What is required
Read through the entries below and return each line with the word "shares".

[Stored data entries]
[BEGIN]
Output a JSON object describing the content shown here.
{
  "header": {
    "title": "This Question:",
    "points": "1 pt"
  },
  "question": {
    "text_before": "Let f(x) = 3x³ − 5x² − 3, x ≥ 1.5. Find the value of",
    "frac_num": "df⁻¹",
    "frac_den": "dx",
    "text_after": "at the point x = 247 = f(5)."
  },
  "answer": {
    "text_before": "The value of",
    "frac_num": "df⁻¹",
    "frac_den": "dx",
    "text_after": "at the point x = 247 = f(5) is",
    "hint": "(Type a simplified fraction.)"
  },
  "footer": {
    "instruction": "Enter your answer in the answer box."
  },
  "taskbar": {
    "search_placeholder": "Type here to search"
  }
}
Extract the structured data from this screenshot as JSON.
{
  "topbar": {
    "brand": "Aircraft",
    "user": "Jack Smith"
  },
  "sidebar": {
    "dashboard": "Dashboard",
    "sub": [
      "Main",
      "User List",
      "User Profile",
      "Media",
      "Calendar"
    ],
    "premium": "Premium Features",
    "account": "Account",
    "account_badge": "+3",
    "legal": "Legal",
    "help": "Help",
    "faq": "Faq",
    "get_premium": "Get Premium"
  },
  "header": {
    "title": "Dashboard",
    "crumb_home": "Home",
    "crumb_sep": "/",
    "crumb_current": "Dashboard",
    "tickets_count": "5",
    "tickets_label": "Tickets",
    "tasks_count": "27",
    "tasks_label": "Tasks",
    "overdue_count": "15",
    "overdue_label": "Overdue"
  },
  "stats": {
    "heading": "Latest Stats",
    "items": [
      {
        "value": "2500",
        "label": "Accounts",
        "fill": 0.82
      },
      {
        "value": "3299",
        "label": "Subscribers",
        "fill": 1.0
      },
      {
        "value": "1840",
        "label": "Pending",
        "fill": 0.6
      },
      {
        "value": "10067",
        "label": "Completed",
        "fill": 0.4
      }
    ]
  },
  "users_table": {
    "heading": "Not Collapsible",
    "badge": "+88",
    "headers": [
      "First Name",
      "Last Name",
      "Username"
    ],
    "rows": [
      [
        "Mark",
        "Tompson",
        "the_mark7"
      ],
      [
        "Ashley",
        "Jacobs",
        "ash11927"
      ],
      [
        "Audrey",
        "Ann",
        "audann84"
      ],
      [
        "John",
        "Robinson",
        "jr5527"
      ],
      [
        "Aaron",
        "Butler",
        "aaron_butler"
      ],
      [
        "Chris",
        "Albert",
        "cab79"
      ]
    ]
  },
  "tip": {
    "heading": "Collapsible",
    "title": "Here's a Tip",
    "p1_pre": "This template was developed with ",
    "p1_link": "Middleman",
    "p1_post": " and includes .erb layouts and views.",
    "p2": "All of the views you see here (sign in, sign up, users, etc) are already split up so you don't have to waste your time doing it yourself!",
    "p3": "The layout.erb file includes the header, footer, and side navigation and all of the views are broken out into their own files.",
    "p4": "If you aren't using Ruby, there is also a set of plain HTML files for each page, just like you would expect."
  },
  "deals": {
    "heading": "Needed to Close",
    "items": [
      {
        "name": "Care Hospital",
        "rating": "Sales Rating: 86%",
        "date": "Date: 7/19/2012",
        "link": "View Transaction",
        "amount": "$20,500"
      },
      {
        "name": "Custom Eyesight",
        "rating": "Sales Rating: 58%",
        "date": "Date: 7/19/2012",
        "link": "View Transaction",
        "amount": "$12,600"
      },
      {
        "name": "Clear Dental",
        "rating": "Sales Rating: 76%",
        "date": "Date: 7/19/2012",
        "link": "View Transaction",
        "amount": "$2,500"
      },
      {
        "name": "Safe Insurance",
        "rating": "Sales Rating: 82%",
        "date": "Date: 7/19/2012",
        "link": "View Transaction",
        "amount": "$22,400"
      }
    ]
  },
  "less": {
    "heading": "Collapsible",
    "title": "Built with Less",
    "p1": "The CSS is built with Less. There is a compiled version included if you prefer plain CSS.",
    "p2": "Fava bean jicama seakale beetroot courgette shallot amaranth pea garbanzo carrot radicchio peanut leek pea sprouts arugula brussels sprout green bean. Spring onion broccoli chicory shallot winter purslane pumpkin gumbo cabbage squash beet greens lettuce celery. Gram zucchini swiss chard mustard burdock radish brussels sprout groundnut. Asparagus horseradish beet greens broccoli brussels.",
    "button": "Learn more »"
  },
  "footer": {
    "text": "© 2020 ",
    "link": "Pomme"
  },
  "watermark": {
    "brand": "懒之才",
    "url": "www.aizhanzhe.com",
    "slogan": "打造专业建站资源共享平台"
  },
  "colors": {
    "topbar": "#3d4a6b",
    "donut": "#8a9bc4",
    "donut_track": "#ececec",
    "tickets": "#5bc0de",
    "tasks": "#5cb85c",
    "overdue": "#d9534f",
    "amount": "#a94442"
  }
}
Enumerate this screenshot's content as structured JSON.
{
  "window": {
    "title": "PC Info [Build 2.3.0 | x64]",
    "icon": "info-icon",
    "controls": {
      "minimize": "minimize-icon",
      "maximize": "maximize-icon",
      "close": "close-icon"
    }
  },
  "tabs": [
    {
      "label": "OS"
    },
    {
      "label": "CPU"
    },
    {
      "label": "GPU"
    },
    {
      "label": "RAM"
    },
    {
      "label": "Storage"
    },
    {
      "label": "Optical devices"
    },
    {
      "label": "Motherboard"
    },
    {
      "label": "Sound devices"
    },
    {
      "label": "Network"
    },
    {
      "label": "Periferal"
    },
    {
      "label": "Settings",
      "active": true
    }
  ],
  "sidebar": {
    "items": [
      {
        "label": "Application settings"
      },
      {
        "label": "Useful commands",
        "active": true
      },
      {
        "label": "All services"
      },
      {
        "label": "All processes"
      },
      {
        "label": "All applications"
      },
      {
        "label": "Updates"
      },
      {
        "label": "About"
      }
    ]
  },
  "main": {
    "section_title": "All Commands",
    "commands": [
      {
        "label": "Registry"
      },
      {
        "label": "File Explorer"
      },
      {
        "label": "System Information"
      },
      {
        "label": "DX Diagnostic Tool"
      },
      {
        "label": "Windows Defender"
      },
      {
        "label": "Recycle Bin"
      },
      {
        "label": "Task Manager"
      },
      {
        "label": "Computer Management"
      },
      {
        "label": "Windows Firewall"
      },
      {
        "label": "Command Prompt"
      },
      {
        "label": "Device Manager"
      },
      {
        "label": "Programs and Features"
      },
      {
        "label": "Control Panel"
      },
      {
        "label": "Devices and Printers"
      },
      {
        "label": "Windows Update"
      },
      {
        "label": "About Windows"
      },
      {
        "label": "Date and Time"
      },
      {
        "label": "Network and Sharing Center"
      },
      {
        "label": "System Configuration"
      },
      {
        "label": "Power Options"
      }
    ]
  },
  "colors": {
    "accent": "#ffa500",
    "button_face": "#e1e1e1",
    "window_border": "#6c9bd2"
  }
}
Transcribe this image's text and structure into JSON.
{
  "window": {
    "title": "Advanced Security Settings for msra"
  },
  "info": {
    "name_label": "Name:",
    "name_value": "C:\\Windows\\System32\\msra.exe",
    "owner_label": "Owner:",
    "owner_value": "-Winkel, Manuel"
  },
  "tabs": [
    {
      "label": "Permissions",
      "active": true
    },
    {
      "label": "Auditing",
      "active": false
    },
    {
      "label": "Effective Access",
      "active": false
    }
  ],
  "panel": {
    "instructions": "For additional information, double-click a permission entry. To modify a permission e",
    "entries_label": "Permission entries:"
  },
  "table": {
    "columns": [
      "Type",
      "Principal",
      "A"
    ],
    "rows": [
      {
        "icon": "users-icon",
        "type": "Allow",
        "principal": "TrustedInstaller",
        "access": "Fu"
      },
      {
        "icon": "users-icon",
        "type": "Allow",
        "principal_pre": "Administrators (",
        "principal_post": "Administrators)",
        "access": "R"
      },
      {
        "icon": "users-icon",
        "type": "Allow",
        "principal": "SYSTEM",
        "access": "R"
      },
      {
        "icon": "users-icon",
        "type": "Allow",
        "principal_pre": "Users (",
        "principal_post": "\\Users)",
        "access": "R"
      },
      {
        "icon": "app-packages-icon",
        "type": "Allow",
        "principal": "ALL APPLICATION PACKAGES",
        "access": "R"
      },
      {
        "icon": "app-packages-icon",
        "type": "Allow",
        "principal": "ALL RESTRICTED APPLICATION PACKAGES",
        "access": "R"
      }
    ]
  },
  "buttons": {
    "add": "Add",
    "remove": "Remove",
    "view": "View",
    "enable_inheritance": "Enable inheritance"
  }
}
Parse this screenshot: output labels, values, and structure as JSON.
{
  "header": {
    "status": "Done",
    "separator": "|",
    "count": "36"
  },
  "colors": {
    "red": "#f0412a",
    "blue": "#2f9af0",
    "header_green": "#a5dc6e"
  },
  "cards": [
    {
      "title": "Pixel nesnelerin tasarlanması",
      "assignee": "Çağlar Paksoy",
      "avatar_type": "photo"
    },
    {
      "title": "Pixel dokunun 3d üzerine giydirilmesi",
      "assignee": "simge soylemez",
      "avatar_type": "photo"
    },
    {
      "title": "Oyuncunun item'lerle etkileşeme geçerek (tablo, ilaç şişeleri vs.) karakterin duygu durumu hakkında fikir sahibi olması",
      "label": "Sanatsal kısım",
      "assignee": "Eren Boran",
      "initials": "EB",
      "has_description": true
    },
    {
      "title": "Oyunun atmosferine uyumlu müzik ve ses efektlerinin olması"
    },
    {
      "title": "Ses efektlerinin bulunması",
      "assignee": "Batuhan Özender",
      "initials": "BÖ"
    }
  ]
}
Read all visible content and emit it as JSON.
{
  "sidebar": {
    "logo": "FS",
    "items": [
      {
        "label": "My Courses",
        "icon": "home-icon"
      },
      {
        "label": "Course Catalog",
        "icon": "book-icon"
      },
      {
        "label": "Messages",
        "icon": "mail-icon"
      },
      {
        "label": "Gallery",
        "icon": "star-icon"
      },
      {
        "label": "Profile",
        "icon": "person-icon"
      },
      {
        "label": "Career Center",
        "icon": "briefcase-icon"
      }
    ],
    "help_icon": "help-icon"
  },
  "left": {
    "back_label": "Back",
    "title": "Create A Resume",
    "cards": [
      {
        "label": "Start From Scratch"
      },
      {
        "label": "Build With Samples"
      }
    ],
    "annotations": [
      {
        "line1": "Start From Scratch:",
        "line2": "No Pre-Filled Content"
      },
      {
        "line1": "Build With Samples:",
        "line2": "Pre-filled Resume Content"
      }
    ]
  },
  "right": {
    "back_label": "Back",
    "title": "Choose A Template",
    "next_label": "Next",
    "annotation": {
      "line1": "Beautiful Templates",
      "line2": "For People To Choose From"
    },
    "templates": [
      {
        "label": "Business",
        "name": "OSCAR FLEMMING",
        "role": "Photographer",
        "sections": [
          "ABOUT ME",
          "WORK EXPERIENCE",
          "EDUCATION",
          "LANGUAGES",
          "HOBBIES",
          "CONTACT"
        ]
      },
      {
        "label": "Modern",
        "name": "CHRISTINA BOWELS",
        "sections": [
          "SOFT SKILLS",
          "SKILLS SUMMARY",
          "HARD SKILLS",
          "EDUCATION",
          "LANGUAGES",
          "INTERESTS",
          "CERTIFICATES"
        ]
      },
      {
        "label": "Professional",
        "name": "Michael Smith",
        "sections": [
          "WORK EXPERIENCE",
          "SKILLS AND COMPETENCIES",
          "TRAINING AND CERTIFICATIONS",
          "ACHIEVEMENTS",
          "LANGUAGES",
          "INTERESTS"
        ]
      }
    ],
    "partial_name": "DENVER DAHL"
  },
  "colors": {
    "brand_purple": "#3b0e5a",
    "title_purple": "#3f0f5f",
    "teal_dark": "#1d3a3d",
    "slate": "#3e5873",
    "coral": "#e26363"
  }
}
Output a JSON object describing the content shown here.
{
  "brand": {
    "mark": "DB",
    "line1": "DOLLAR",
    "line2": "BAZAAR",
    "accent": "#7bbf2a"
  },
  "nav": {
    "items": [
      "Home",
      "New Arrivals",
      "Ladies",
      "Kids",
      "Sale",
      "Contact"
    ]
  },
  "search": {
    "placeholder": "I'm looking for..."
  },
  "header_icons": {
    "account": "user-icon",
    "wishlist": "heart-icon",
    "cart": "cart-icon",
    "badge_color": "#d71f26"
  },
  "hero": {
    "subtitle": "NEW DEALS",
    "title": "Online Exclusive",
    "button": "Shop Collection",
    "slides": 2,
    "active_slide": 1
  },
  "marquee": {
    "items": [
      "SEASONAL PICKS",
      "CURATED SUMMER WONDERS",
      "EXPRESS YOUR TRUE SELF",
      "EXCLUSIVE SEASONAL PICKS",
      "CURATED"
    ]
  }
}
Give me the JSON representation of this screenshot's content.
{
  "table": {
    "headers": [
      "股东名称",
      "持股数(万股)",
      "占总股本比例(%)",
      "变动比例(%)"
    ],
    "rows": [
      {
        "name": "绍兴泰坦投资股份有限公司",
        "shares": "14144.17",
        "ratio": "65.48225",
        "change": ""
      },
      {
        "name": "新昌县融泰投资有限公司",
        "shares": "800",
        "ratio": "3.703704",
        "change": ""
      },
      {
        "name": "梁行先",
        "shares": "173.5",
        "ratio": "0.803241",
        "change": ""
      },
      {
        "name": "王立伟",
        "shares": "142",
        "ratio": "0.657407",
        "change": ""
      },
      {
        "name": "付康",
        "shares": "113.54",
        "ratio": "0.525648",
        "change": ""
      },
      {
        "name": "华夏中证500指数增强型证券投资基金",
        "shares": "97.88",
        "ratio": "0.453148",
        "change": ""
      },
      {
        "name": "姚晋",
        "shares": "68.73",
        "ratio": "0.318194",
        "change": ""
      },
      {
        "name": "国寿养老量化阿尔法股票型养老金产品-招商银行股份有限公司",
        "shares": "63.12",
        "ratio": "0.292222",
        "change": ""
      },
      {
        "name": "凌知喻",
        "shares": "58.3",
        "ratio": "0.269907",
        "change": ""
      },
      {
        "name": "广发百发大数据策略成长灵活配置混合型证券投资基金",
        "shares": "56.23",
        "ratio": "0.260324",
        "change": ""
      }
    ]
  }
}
[END]
Result below
        "shares": "14144.17",
        "shares": "800",
        "shares": "173.5",
        "shares": "142",
        "shares": "113.54",
        "shares": "97.88",
        "shares": "68.73",
        "shares": "63.12",
        "shares": "58.3",
        "shares": "56.23",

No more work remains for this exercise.